TASK DESCRIPTION: Every record below should be printed exactly as it appears.

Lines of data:
※
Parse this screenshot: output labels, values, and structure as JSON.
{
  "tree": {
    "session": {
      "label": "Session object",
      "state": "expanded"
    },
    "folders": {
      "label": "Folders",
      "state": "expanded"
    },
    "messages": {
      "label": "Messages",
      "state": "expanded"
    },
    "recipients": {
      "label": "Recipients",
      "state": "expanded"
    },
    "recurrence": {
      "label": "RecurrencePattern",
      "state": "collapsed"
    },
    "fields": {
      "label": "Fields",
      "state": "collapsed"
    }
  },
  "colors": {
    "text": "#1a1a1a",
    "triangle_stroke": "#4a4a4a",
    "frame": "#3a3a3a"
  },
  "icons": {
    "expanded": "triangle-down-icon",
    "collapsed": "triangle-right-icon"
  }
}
※
ANSWER TO THE EXERCISE:
Parse this screenshot: output labels, values, and structure as JSON.
{
  "tree": {
    "session": {
      "label": "Session object",
      "state": "expanded"
    },
    "folders": {
      "label": "Folders",
      "state": "expanded"
    },
    "messages": {
      "label": "Messages",
      "state": "expanded"
    },
    "recipients": {
      "label": "Recipients",
      "state": "expanded"
    },
    "recurrence": {
      "label": "RecurrencePattern",
      "state": "collapsed"
    },
    "fields": {
      "label": "Fields",
      "state": "collapsed"
    }
  },
  "colors": {
    "text": "#1a1a1a",
    "triangle_stroke": "#4a4a4a",
    "frame": "#3a3a3a"
  },
  "icons": {
    "expanded": "triangle-down-icon",
    "collapsed": "triangle-right-icon"
  }
}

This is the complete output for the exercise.